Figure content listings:
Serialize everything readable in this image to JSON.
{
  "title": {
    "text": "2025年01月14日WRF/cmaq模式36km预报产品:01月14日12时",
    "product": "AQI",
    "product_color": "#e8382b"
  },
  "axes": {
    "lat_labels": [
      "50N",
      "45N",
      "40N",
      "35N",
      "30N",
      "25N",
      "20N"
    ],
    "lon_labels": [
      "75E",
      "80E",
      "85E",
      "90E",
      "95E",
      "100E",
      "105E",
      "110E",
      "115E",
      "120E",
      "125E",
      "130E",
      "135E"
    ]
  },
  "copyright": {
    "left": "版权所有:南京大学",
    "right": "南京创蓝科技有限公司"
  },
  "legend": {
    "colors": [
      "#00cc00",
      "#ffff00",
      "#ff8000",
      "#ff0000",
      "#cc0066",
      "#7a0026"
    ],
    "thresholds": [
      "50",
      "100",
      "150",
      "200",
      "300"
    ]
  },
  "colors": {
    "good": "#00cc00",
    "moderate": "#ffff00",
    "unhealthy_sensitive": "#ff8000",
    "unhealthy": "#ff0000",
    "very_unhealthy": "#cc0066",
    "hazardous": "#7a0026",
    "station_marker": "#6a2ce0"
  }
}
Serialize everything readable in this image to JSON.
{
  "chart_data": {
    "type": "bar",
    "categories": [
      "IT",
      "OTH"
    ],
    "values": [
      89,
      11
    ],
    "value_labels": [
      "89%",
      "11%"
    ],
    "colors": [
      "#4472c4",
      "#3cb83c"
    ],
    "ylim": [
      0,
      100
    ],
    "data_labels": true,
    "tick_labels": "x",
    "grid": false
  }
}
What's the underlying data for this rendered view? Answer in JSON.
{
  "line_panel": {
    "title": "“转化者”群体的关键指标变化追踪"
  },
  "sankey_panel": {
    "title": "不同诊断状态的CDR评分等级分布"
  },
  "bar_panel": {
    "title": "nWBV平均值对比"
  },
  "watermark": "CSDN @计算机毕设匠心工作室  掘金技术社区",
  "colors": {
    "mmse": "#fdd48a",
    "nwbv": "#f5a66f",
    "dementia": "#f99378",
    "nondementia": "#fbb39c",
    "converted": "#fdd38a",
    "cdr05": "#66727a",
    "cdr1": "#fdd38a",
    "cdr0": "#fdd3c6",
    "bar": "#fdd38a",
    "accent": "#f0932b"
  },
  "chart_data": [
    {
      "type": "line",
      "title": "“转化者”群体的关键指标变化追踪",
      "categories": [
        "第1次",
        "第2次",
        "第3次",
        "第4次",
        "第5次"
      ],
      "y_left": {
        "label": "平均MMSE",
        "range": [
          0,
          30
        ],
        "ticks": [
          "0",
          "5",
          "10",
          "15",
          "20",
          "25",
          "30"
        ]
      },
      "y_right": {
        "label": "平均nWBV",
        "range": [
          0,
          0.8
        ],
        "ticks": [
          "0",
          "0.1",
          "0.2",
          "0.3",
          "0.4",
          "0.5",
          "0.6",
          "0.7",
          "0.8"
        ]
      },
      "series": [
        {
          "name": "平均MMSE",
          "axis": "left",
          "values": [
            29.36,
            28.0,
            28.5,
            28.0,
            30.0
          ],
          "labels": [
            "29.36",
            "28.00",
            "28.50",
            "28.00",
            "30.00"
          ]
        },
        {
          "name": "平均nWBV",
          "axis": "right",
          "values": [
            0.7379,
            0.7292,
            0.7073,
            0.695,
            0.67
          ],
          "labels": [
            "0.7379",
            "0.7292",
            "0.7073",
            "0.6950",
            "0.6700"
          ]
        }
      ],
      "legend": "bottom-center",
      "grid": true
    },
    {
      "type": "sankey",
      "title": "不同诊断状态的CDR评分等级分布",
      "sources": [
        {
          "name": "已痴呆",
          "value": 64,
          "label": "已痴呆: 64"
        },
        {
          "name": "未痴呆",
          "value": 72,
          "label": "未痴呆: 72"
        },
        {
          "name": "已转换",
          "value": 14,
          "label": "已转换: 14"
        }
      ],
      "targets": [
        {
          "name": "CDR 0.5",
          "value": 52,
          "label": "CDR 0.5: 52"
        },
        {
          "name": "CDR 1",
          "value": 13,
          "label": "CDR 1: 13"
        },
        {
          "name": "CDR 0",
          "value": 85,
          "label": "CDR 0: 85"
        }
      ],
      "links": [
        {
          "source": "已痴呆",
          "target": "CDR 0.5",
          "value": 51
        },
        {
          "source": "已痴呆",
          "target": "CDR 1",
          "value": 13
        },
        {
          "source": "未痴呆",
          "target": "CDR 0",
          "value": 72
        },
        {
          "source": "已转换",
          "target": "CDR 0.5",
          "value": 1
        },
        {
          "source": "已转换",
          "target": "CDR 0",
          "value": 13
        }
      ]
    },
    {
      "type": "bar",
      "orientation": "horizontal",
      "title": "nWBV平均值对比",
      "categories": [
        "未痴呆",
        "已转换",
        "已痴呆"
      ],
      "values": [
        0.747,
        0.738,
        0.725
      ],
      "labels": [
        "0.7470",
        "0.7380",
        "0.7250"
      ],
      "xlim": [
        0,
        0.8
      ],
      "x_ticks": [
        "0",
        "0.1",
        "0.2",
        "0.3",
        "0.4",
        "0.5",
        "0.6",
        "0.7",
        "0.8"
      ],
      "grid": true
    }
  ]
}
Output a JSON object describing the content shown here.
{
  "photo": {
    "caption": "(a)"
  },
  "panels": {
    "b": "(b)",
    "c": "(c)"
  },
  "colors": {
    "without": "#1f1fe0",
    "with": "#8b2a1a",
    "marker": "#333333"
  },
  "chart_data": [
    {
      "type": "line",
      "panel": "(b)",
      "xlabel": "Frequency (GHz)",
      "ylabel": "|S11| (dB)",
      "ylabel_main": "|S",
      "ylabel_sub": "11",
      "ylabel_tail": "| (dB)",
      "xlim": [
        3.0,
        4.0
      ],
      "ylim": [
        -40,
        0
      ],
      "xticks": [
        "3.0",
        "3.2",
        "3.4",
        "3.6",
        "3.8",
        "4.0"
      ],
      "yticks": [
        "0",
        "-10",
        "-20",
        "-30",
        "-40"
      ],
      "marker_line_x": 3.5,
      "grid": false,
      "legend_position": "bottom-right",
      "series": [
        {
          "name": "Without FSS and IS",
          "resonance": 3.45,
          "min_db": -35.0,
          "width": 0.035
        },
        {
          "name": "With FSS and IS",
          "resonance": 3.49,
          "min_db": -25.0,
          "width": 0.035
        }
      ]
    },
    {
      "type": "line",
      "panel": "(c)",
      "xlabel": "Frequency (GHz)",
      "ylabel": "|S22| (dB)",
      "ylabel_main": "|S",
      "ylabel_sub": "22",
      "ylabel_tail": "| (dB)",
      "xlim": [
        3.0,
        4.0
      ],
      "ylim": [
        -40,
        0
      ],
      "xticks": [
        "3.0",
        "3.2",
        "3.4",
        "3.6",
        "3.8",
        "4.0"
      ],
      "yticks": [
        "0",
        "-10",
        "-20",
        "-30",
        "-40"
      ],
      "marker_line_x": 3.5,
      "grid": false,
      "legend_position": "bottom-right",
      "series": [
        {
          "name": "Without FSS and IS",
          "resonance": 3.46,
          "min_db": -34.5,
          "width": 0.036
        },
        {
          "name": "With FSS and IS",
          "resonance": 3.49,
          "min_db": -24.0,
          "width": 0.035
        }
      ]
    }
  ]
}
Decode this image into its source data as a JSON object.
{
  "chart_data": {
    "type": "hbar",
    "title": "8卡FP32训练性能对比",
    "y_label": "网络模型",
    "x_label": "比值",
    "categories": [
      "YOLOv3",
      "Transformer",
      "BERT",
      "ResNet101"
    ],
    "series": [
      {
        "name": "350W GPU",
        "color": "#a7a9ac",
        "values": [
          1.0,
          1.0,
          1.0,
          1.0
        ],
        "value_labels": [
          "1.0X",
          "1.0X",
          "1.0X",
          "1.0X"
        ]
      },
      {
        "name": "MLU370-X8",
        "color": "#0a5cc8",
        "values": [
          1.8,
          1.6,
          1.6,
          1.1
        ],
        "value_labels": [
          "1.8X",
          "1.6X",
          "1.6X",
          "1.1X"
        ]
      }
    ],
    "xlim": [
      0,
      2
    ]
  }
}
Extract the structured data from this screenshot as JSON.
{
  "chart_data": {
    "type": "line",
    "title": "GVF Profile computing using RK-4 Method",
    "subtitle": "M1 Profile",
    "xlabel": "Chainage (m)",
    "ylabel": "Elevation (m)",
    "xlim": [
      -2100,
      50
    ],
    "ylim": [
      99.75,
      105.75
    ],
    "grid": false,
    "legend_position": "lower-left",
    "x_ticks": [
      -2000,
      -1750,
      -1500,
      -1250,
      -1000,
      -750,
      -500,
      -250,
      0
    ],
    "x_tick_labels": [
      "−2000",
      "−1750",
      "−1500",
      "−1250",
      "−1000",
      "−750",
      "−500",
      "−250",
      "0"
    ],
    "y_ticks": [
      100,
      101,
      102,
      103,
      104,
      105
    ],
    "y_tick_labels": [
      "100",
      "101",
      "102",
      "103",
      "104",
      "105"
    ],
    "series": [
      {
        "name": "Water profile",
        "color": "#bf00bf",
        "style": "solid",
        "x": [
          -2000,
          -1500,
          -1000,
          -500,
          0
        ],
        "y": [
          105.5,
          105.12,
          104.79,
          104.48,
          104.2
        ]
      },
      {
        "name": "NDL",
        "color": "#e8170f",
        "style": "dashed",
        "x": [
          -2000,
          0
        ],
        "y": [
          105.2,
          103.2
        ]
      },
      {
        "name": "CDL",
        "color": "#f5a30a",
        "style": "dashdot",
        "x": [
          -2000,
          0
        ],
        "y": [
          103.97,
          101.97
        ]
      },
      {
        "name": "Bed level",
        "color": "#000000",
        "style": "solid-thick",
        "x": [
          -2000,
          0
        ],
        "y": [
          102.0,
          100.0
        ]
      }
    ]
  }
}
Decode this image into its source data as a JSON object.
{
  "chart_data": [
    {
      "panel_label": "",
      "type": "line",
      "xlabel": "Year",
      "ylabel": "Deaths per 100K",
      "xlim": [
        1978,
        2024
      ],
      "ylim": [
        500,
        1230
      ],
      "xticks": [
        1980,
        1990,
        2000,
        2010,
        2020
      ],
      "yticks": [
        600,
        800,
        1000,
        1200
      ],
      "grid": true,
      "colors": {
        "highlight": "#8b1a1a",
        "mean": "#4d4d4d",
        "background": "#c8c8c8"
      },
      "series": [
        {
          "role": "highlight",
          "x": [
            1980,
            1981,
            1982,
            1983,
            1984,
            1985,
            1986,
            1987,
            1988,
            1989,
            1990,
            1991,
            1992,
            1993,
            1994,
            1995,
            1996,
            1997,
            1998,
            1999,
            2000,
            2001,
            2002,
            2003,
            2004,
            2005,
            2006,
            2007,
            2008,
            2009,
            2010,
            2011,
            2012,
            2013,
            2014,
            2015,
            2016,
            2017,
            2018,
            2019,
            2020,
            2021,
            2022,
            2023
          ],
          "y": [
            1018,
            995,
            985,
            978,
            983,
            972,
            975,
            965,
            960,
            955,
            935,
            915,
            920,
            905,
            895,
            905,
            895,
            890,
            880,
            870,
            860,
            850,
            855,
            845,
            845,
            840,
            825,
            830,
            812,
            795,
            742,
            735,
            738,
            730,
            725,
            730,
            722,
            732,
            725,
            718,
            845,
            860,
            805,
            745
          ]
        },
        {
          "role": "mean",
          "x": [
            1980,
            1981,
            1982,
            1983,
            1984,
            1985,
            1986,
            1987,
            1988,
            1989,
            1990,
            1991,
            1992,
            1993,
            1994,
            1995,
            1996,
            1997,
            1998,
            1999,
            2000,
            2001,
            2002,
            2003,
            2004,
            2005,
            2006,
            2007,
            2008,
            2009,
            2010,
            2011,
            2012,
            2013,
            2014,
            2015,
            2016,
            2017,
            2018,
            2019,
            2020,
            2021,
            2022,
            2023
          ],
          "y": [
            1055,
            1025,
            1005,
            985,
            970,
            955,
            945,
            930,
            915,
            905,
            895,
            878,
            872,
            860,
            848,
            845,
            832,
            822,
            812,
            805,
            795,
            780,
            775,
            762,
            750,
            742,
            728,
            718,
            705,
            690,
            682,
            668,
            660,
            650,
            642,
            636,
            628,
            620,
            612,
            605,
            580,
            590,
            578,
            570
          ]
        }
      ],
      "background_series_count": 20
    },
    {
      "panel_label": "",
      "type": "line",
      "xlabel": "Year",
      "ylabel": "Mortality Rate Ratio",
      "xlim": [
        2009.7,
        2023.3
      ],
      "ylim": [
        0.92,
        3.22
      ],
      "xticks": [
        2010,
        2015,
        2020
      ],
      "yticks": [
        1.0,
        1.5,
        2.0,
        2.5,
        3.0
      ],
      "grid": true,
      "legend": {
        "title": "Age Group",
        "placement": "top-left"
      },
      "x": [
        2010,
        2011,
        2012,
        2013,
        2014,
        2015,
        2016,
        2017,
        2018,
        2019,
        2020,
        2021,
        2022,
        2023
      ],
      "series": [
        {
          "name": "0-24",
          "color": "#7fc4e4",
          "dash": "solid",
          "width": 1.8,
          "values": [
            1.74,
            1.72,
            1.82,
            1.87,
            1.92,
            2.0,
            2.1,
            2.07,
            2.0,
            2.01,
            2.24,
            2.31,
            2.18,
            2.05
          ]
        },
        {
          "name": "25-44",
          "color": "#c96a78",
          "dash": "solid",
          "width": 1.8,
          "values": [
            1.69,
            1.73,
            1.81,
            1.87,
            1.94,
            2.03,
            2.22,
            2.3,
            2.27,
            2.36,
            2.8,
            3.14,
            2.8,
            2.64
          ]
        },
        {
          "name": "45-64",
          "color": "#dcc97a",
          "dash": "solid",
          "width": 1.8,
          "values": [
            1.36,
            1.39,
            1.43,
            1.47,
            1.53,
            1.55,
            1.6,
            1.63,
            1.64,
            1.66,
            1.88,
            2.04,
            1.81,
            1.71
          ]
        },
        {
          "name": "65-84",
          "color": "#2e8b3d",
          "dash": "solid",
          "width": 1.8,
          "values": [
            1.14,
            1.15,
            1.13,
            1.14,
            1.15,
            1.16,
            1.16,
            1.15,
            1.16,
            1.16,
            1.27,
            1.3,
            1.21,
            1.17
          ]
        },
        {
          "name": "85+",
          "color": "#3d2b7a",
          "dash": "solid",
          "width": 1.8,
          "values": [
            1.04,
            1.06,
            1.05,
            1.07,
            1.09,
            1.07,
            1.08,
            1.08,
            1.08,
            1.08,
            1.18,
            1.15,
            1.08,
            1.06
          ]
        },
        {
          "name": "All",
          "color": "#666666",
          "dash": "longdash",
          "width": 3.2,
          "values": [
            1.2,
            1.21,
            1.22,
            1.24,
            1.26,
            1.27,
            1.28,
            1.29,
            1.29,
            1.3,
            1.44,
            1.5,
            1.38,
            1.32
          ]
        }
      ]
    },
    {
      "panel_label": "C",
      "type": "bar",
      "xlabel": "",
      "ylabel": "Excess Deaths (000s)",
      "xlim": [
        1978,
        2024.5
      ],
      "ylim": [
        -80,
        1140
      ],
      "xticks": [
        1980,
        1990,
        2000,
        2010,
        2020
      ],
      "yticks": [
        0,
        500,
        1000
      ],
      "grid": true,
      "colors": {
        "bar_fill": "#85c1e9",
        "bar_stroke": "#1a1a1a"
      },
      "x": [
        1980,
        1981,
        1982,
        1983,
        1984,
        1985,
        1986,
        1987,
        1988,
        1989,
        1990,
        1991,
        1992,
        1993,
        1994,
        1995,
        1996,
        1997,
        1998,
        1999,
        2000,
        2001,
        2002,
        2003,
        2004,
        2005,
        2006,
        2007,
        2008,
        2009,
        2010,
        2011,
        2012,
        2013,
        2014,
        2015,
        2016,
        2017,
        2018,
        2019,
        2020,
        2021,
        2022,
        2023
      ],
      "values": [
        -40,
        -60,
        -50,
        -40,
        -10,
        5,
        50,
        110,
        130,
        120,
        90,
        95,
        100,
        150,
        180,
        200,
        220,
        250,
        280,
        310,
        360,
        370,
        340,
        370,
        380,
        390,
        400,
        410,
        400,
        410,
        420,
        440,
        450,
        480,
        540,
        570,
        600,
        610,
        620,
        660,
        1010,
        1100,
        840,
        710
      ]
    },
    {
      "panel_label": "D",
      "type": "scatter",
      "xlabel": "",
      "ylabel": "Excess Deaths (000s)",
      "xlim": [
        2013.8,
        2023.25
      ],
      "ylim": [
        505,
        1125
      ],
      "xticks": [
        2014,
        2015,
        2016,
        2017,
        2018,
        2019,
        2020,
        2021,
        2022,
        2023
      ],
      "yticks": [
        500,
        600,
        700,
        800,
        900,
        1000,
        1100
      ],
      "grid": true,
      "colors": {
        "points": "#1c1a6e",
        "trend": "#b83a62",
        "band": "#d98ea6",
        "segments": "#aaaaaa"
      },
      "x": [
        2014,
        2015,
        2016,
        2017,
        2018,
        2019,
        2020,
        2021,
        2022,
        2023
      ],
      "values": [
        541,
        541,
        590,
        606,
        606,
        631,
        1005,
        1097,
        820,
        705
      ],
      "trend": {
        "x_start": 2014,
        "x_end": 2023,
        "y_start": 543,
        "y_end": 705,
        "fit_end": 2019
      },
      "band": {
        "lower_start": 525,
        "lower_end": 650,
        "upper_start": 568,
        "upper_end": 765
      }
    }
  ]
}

WHAT TO WORK ON: Track down every line with the word "style" and copy it.

THE OUTPUT:
        "style": "solid",
        "style": "dashed",
        "style": "dashdot",
        "style": "solid-thick",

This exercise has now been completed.